Each line of the data below that includes the string "this" must be copied.

Content starts

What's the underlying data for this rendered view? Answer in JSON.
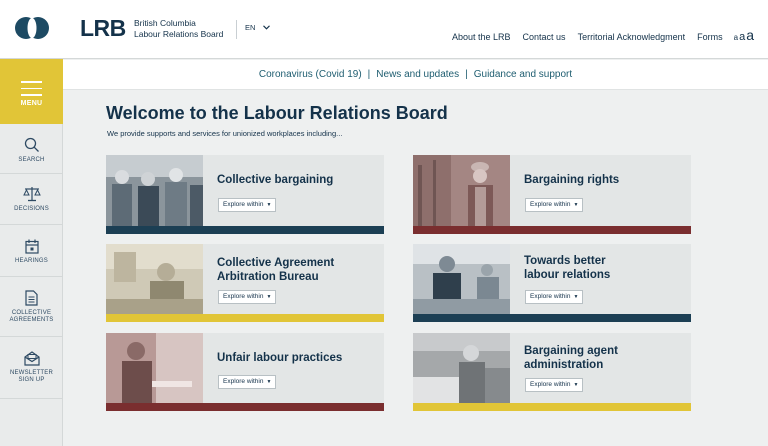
{
  "header": {
    "brand": "LRB",
    "brand_sub_line1": "British Columbia",
    "brand_sub_line2": "Labour Relations Board",
    "lang": "EN",
    "nav": [
      "About the LRB",
      "Contact us",
      "Territorial Acknowledgment",
      "Forms"
    ],
    "font_sizes": [
      "a",
      "a",
      "a"
    ]
  },
  "sidebar": {
    "menu_label": "MENU",
    "items": [
      {
        "label": "SEARCH",
        "icon": "search-icon"
      },
      {
        "label": "DECISIONS",
        "icon": "scales-icon"
      },
      {
        "label": "HEARINGS",
        "icon": "calendar-icon"
      },
      {
        "label_line1": "COLLECTIVE",
        "label_line2": "AGREEMENTS",
        "icon": "document-icon"
      },
      {
        "label_line1": "NEWSLETTER",
        "label_line2": "SIGN UP",
        "icon": "envelope-icon"
      }
    ]
  },
  "subnav": {
    "items": [
      "Coronavirus (Covid 19)",
      "News and updates",
      "Guidance and support"
    ],
    "separator": "|"
  },
  "main": {
    "title": "Welcome to the Labour Relations Board",
    "intro": "We provide supports and services for unionized workplaces including..."
  },
  "cards": [
    {
      "title_line1": "Collective bargaining",
      "title_line2": "",
      "button": "Explore within",
      "accent": "#1c3f54"
    },
    {
      "title_line1": "Bargaining rights",
      "title_line2": "",
      "button": "Explore within",
      "accent": "#7a2e2f"
    },
    {
      "title_line1": "Collective Agreement",
      "title_line2": "Arbitration Bureau",
      "button": "Explore within",
      "accent": "#e1c537"
    },
    {
      "title_line1": "Towards better",
      "title_line2": "labour relations",
      "button": "Explore within",
      "accent": "#1c3f54"
    },
    {
      "title_line1": "Unfair labour practices",
      "title_line2": "",
      "button": "Explore within",
      "accent": "#7a2e2f"
    },
    {
      "title_line1": "Bargaining agent",
      "title_line2": "administration",
      "button": "Explore within",
      "accent": "#e1c537"
    }
  ],
  "colors": {
    "navy": "#14324a",
    "yellow": "#e1c537",
    "maroon": "#7a2e2f",
    "teal_link": "#1e5d70"
  }
}
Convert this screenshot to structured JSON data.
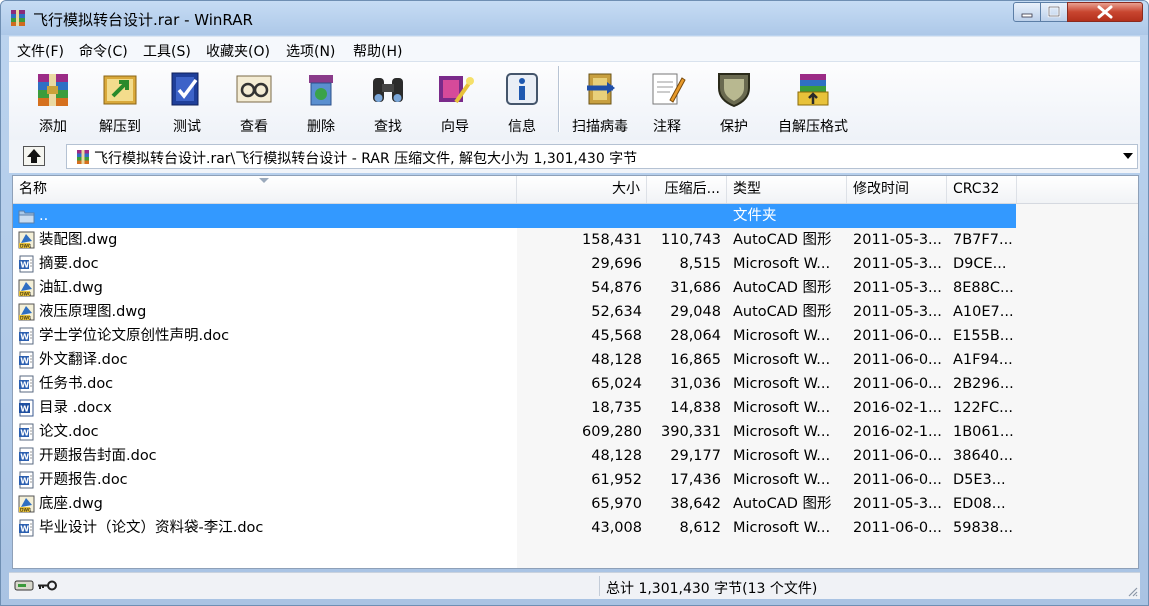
{
  "window": {
    "title": "飞行模拟转台设计.rar - WinRAR"
  },
  "menu": [
    {
      "label": "文件(F)"
    },
    {
      "label": "命令(C)"
    },
    {
      "label": "工具(S)"
    },
    {
      "label": "收藏夹(O)"
    },
    {
      "label": "选项(N)"
    },
    {
      "label": "帮助(H)"
    }
  ],
  "toolbar": [
    {
      "label": "添加",
      "icon": "add-archive-icon"
    },
    {
      "label": "解压到",
      "icon": "extract-icon"
    },
    {
      "label": "测试",
      "icon": "test-icon"
    },
    {
      "label": "查看",
      "icon": "view-icon"
    },
    {
      "label": "删除",
      "icon": "delete-icon"
    },
    {
      "label": "查找",
      "icon": "find-icon"
    },
    {
      "label": "向导",
      "icon": "wizard-icon"
    },
    {
      "label": "信息",
      "icon": "info-icon"
    },
    {
      "label": "扫描病毒",
      "icon": "virus-scan-icon"
    },
    {
      "label": "注释",
      "icon": "comment-icon"
    },
    {
      "label": "保护",
      "icon": "protect-icon"
    },
    {
      "label": "自解压格式",
      "icon": "sfx-icon"
    }
  ],
  "address": {
    "path": "飞行模拟转台设计.rar\\飞行模拟转台设计 - RAR 压缩文件, 解包大小为 1,301,430 字节"
  },
  "columns": {
    "name": "名称",
    "size": "大小",
    "packed": "压缩后...",
    "type": "类型",
    "modified": "修改时间",
    "crc": "CRC32"
  },
  "rows": [
    {
      "name": "..",
      "size": "",
      "packed": "",
      "type": "文件夹",
      "modified": "",
      "crc": "",
      "icon": "folder-icon",
      "selected": true
    },
    {
      "name": "装配图.dwg",
      "size": "158,431",
      "packed": "110,743",
      "type": "AutoCAD 图形",
      "modified": "2011-05-3...",
      "crc": "7B7F7...",
      "icon": "dwg-file-icon"
    },
    {
      "name": "摘要.doc",
      "size": "29,696",
      "packed": "8,515",
      "type": "Microsoft W...",
      "modified": "2011-05-3...",
      "crc": "D9CE...",
      "icon": "word-doc-icon"
    },
    {
      "name": "油缸.dwg",
      "size": "54,876",
      "packed": "31,686",
      "type": "AutoCAD 图形",
      "modified": "2011-05-3...",
      "crc": "8E88C...",
      "icon": "dwg-file-icon"
    },
    {
      "name": "液压原理图.dwg",
      "size": "52,634",
      "packed": "29,048",
      "type": "AutoCAD 图形",
      "modified": "2011-05-3...",
      "crc": "A10E7...",
      "icon": "dwg-file-icon"
    },
    {
      "name": "学士学位论文原创性声明.doc",
      "size": "45,568",
      "packed": "28,064",
      "type": "Microsoft W...",
      "modified": "2011-06-0...",
      "crc": "E155B...",
      "icon": "word-doc-icon"
    },
    {
      "name": "外文翻译.doc",
      "size": "48,128",
      "packed": "16,865",
      "type": "Microsoft W...",
      "modified": "2011-06-0...",
      "crc": "A1F94...",
      "icon": "word-doc-icon"
    },
    {
      "name": "任务书.doc",
      "size": "65,024",
      "packed": "31,036",
      "type": "Microsoft W...",
      "modified": "2011-06-0...",
      "crc": "2B296...",
      "icon": "word-doc-icon"
    },
    {
      "name": "目录 .docx",
      "size": "18,735",
      "packed": "14,838",
      "type": "Microsoft W...",
      "modified": "2016-02-1...",
      "crc": "122FC...",
      "icon": "word-docx-icon"
    },
    {
      "name": "论文.doc",
      "size": "609,280",
      "packed": "390,331",
      "type": "Microsoft W...",
      "modified": "2016-02-1...",
      "crc": "1B061...",
      "icon": "word-doc-icon"
    },
    {
      "name": "开题报告封面.doc",
      "size": "48,128",
      "packed": "29,177",
      "type": "Microsoft W...",
      "modified": "2011-06-0...",
      "crc": "38640...",
      "icon": "word-doc-icon"
    },
    {
      "name": "开题报告.doc",
      "size": "61,952",
      "packed": "17,436",
      "type": "Microsoft W...",
      "modified": "2011-06-0...",
      "crc": "D5E3...",
      "icon": "word-doc-icon"
    },
    {
      "name": "底座.dwg",
      "size": "65,970",
      "packed": "38,642",
      "type": "AutoCAD 图形",
      "modified": "2011-05-3...",
      "crc": "ED08...",
      "icon": "dwg-file-icon"
    },
    {
      "name": "毕业设计（论文）资料袋-李江.doc",
      "size": "43,008",
      "packed": "8,612",
      "type": "Microsoft W...",
      "modified": "2011-06-0...",
      "crc": "59838...",
      "icon": "word-doc-icon"
    }
  ],
  "status": {
    "summary": "总计 1,301,430 字节(13 个文件)"
  },
  "colors": {
    "selection": "#3399ff",
    "titlebar": "#b9d1ea",
    "close_button": "#c8452f"
  }
}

Content ends

▸ **Finished exercise**
What's the underlying data for this rendered view? Answer in JSON.
Convert this screenshot to structured JSON data.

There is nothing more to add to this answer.